→ **GIVEN DATA**
========================

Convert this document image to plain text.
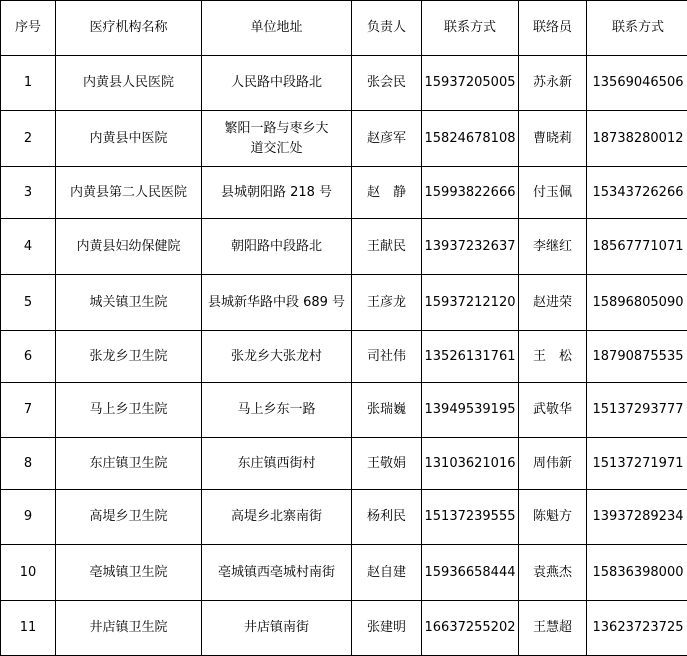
序号	医疗机构名称	单位地址	负责人	联系方式	联络员	联系方式
1	内黄县人民医院	人民路中段路北	张会民	15937205005	苏永新	13569046506
2	内黄县中医院	繁阳一路与枣乡大道交汇处	赵彦军	15824678108	曹晓莉	18738280012
3	内黄县第二人民医院	县城朝阳路 218 号	赵　静	15993822666	付玉佩	15343726266
4	内黄县妇幼保健院	朝阳路中段路北	王献民	13937232637	李继红	18567771071
5	城关镇卫生院	县城新华路中段 689 号	王彦龙	15937212120	赵进荣	15896805090
6	张龙乡卫生院	张龙乡大张龙村	司社伟	13526131761	王　松	18790875535
7	马上乡卫生院	马上乡东一路	张瑞巍	13949539195	武敬华	15137293777
8	东庄镇卫生院	东庄镇西街村	王敬娟	13103621016	周伟新	15137271971
9	高堤乡卫生院	高堤乡北寨南街	杨利民	15137239555	陈魁方	13937289234
10	亳城镇卫生院	亳城镇西亳城村南街	赵自建	15936658444	袁燕杰	15836398000
11	井店镇卫生院	井店镇南街	张建明	16637255202	王慧超	13623723725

========================

→ **YOUR INSTRUCTIONS**
Without the pictures, print the records in full, exactly as they appear.

→ **SOLVED PROBLEM**
Convert this document image to plain text.
序号	医疗机构名称	单位地址	负责人	联系方式	联络员	联系方式
1	内黄县人民医院	人民路中段路北	张会民	15937205005	苏永新	13569046506
2	内黄县中医院	繁阳一路与枣乡大道交汇处	赵彦军	15824678108	曹晓莉	18738280012
3	内黄县第二人民医院	县城朝阳路 218 号	赵　静	15993822666	付玉佩	15343726266
4	内黄县妇幼保健院	朝阳路中段路北	王献民	13937232637	李继红	18567771071
5	城关镇卫生院	县城新华路中段 689 号	王彦龙	15937212120	赵进荣	15896805090
6	张龙乡卫生院	张龙乡大张龙村	司社伟	13526131761	王　松	18790875535
7	马上乡卫生院	马上乡东一路	张瑞巍	13949539195	武敬华	15137293777
8	东庄镇卫生院	东庄镇西街村	王敬娟	13103621016	周伟新	15137271971
9	高堤乡卫生院	高堤乡北寨南街	杨利民	15137239555	陈魁方	13937289234
10	亳城镇卫生院	亳城镇西亳城村南街	赵自建	15936658444	袁燕杰	15836398000
11	井店镇卫生院	井店镇南街	张建明	16637255202	王慧超	13623723725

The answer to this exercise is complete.